To be done =
Read the material below and tally how many lines hold the word "this", giving the number and nothing else.

Data excerpts =
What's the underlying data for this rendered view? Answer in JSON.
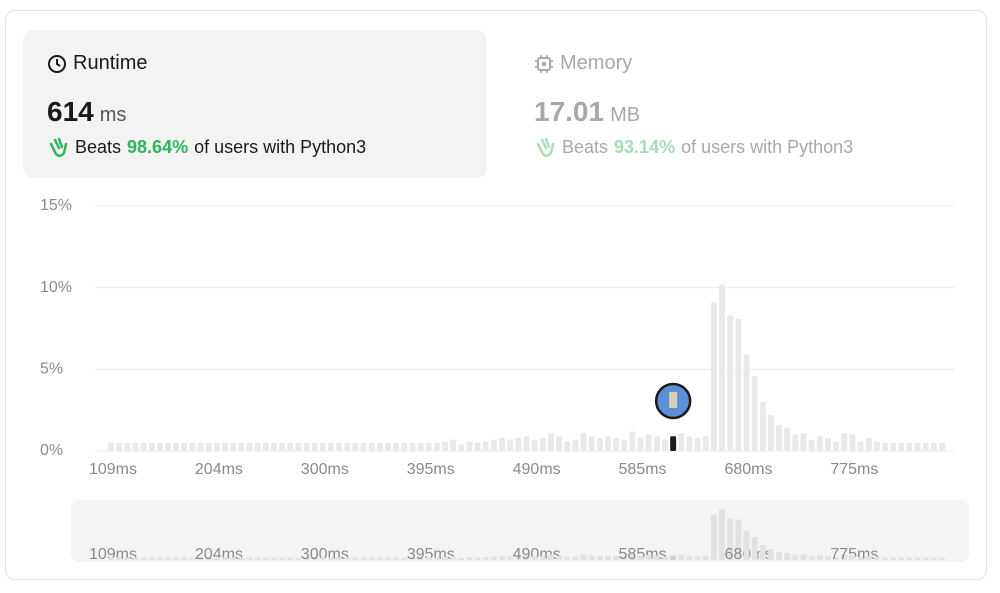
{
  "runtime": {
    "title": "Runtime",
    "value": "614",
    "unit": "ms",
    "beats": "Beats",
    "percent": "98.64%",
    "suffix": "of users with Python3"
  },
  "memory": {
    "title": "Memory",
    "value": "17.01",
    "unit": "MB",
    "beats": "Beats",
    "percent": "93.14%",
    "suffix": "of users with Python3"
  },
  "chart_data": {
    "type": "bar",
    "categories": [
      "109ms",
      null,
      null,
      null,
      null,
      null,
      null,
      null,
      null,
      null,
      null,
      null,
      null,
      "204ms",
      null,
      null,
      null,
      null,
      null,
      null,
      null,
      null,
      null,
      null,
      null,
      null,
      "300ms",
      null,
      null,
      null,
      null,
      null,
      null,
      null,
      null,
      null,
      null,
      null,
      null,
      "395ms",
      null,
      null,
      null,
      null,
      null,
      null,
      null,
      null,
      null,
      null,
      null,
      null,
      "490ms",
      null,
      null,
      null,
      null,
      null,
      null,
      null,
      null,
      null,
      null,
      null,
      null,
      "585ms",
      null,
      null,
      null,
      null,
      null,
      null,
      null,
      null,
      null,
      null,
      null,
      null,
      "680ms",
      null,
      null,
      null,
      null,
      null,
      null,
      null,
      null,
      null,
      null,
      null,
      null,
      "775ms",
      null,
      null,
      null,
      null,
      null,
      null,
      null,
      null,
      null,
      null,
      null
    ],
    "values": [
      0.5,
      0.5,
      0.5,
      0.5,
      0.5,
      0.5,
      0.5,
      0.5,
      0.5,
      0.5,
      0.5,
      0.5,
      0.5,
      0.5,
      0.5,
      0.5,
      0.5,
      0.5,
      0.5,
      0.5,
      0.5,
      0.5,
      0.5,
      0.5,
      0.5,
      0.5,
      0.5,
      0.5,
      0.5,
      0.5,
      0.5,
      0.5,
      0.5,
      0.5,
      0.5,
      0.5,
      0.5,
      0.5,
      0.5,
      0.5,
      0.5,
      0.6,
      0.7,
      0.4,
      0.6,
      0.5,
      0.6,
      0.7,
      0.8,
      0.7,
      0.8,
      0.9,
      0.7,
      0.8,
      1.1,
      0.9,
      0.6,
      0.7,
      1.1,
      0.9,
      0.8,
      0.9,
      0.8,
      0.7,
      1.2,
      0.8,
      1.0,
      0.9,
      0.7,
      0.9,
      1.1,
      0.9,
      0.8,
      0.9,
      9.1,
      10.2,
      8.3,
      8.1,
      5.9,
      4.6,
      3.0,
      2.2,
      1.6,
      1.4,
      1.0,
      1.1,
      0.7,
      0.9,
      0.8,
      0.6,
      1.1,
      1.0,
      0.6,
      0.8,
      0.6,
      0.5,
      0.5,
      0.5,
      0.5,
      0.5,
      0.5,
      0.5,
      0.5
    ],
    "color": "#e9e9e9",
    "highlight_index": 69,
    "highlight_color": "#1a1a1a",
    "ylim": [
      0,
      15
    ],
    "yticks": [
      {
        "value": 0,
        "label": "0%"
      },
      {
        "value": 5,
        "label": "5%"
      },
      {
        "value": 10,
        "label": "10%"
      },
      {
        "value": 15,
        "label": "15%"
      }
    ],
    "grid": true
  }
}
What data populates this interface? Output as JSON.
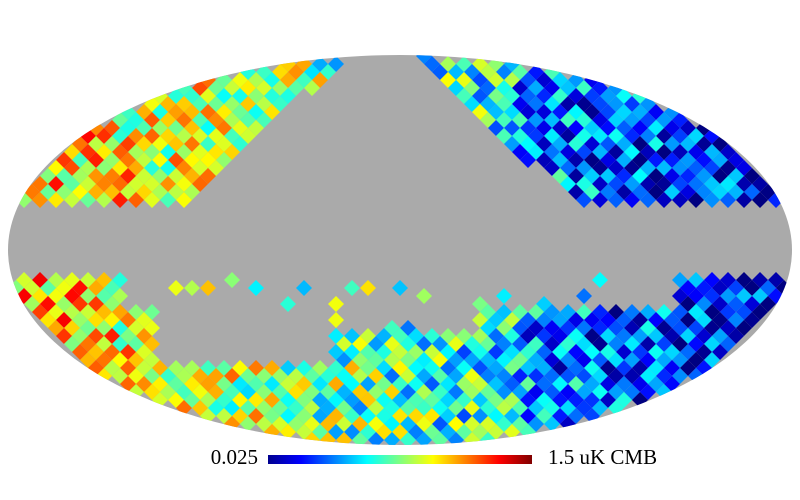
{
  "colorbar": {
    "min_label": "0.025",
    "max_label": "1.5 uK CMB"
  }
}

Written response =
2